## SELECTED EXTRACT
□ □ □

William Delman‘s poetry has appeared in The Literary Review, Salamander, Chelsea, DMQ, Sqftblow, Shampoo, and other journals. He received an Academy of American Poets Prize in 2006 and an International Merit Award from the Atlanta Review in 2003. He is the founding director of the Bay State Underground reading series at Boston University, and a fiction editor for AGNI.

Grażyna Drabik is a translator of Polish poetry into English and Portuguese, published in the United States and Brazil in literary journals and anthologies, including Quarterly Review of Literature, Modern Poetry in Translation, Alguma Poesia, and A Fierce Brightness (Calyx Books). She is a lecturer in the English Department at City College, CUNY, and a contributing writer for Nowy Dziennik (the Polish Daily News) in New York.

Elyse Fenton is currently finishing her MFA in poetry at the University of Oregon in Eugene. She has poems published or forthcoming in Salamander, Hubbub, and Natural Bridge, and an essay in The Northwest Review.

Rena Fraden is Vice President for Academic Affairs and Dean of the Faculty at Trinity College. She has written Blueprints for a Black Federal Theater and Imagining Medea: Rhodessa Jones and Theater for Incarcerated Women, and is at work on a manuscript about Suzan-Lori Parks.

Mike Freeman grew up in New England and has lived in Alaska for ten years working in fisheries management. He received his Masters in Creative Writing from San Francisco State and has published a story in Transfer Magazine and an essay in The Snowy Egret.

Richard Harvell, a native of New Hampshire, lives in Switzerland. His short fiction has appeared in the USA and in Switzerland. He is working on a novel about an eighteenth-century castrato.

Stephanie N. Johnson‘s poetry and nonfiction have appeared in BPJ, Borderlands, AGNI, Dislocate, Common Ground Review, and elsewhere. She currently lives in Duluth, Minnesota, and is working on a memoir about hunting, archery, and aviation.

Anna Kamieńska (1920-1986) is a major Polish writer, a peer of Nobel Prize winners Wislawa Szymborska and Czeslaw Milosz, of Zbigniew Herbert and Tadeusz Rozewicz. She left a legacy of fifteen books of poetry; Notebooks that provide a shorthand record of her readings and self-question ing; commentaries on the Bible; novels for young adults; and translations from Slavic languages as well as from Hebrew, Latin, and French.

Ann Killough‘s work has appeared in Fence, Field, Mudfish, Poetry Ireland, Salamander, Sentence, and elsewhere. Her chapbook Sinners in the Hands received the 2003 Robert Phillips Prize, and her collection, Beloved Idea, is forthcoming from Alice James.

□ □ □

## DATA
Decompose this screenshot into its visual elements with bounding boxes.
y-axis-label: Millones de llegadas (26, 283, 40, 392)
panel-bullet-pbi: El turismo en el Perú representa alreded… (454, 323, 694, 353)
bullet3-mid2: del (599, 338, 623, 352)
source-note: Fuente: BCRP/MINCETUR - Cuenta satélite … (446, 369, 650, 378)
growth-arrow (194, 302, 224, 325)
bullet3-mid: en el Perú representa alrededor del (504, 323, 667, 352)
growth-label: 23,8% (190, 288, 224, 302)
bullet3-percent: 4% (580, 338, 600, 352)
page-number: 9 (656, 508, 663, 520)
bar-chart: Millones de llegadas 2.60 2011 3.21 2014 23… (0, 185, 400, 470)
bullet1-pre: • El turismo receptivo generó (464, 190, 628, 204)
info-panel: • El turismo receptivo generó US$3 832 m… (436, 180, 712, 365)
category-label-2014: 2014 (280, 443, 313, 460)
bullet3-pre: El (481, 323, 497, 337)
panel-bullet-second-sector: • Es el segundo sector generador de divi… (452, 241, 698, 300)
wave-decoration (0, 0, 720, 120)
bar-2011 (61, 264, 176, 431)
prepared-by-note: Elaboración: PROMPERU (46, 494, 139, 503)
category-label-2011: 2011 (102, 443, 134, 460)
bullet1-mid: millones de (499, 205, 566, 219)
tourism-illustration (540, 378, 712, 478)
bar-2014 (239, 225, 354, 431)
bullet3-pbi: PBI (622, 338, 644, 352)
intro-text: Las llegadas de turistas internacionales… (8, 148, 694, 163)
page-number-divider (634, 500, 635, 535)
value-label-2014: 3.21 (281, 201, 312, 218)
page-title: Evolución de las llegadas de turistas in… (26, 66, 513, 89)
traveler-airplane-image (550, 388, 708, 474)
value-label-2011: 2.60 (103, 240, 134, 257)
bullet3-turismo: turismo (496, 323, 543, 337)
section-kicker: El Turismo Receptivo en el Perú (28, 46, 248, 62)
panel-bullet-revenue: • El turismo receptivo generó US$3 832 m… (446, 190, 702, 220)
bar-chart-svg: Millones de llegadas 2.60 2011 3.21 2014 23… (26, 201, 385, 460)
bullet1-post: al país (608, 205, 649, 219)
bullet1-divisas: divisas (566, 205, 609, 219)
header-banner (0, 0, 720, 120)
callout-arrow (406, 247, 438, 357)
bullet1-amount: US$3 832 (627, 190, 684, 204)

□ □ □

## INSTRUCTIONS FOR THE TASK
Reproduce the stretch of the contributor notes from "Rena Fraden is" through "about Suzan-Lori Parks.".

## FINISHED EXERCISE
Rena Fraden is Vice President for Academic Affairs and Dean of the Faculty at Trinity College. She has written Blueprints for a Black Federal Theater and Imagining Medea: Rhodessa Jones and Theater for Incarcerated Women, and is at work on a manuscript about Suzan-Lori Parks.